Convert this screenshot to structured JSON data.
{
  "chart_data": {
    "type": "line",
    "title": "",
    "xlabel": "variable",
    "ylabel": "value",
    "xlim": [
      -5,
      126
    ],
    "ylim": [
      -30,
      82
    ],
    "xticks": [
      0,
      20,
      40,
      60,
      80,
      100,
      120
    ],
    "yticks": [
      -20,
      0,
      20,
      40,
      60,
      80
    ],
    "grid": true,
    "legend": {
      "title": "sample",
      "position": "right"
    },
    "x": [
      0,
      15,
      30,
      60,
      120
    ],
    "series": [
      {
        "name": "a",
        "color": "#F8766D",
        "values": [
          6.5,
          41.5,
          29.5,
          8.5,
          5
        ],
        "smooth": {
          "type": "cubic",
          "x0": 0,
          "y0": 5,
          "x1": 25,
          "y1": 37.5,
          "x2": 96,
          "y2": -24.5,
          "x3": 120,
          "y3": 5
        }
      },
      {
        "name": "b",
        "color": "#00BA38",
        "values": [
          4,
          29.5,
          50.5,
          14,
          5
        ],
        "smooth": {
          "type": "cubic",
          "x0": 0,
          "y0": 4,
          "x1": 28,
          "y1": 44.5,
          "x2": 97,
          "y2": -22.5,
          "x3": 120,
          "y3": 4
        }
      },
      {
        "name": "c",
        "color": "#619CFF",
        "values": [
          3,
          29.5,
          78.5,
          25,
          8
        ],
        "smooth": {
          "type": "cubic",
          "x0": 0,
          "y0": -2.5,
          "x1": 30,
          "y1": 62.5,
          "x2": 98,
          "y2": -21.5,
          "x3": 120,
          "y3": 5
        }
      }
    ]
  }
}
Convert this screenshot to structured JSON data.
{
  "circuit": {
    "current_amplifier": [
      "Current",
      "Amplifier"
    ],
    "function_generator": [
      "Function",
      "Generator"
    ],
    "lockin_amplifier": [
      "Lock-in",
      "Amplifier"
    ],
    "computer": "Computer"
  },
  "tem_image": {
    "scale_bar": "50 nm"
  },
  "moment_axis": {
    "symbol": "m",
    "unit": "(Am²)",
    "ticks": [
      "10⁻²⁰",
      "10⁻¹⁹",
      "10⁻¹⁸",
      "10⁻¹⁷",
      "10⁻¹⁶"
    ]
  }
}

● **PROBLEM**:
Reproduce every line of the data verbatim.

● **RESPONSE TO THIS EXERCISE**:
Convert this screenshot to structured JSON data.
{
  "chart_data": {
    "type": "line",
    "title": "",
    "xlabel": "variable",
    "ylabel": "value",
    "xlim": [
      -5,
      126
    ],
    "ylim": [
      -30,
      82
    ],
    "xticks": [
      0,
      20,
      40,
      60,
      80,
      100,
      120
    ],
    "yticks": [
      -20,
      0,
      20,
      40,
      60,
      80
    ],
    "grid": true,
    "legend": {
      "title": "sample",
      "position": "right"
    },
    "x": [
      0,
      15,
      30,
      60,
      120
    ],
    "series": [
      {
        "name": "a",
        "color": "#F8766D",
        "values": [
          6.5,
          41.5,
          29.5,
          8.5,
          5
        ],
        "smooth": {
          "type": "cubic",
          "x0": 0,
          "y0": 5,
          "x1": 25,
          "y1": 37.5,
          "x2": 96,
          "y2": -24.5,
          "x3": 120,
          "y3": 5
        }
      },
      {
        "name": "b",
        "color": "#00BA38",
        "values": [
          4,
          29.5,
          50.5,
          14,
          5
        ],
        "smooth": {
          "type": "cubic",
          "x0": 0,
          "y0": 4,
          "x1": 28,
          "y1": 44.5,
          "x2": 97,
          "y2": -22.5,
          "x3": 120,
          "y3": 4
        }
      },
      {
        "name": "c",
        "color": "#619CFF",
        "values": [
          3,
          29.5,
          78.5,
          25,
          8
        ],
        "smooth": {
          "type": "cubic",
          "x0": 0,
          "y0": -2.5,
          "x1": 30,
          "y1": 62.5,
          "x2": 98,
          "y2": -21.5,
          "x3": 120,
          "y3": 5
        }
      }
    ]
  }
}
Convert this screenshot to structured JSON data.
{
  "circuit": {
    "current_amplifier": [
      "Current",
      "Amplifier"
    ],
    "function_generator": [
      "Function",
      "Generator"
    ],
    "lockin_amplifier": [
      "Lock-in",
      "Amplifier"
    ],
    "computer": "Computer"
  },
  "tem_image": {
    "scale_bar": "50 nm"
  },
  "moment_axis": {
    "symbol": "m",
    "unit": "(Am²)",
    "ticks": [
      "10⁻²⁰",
      "10⁻¹⁹",
      "10⁻¹⁸",
      "10⁻¹⁷",
      "10⁻¹⁶"
    ]
  }
}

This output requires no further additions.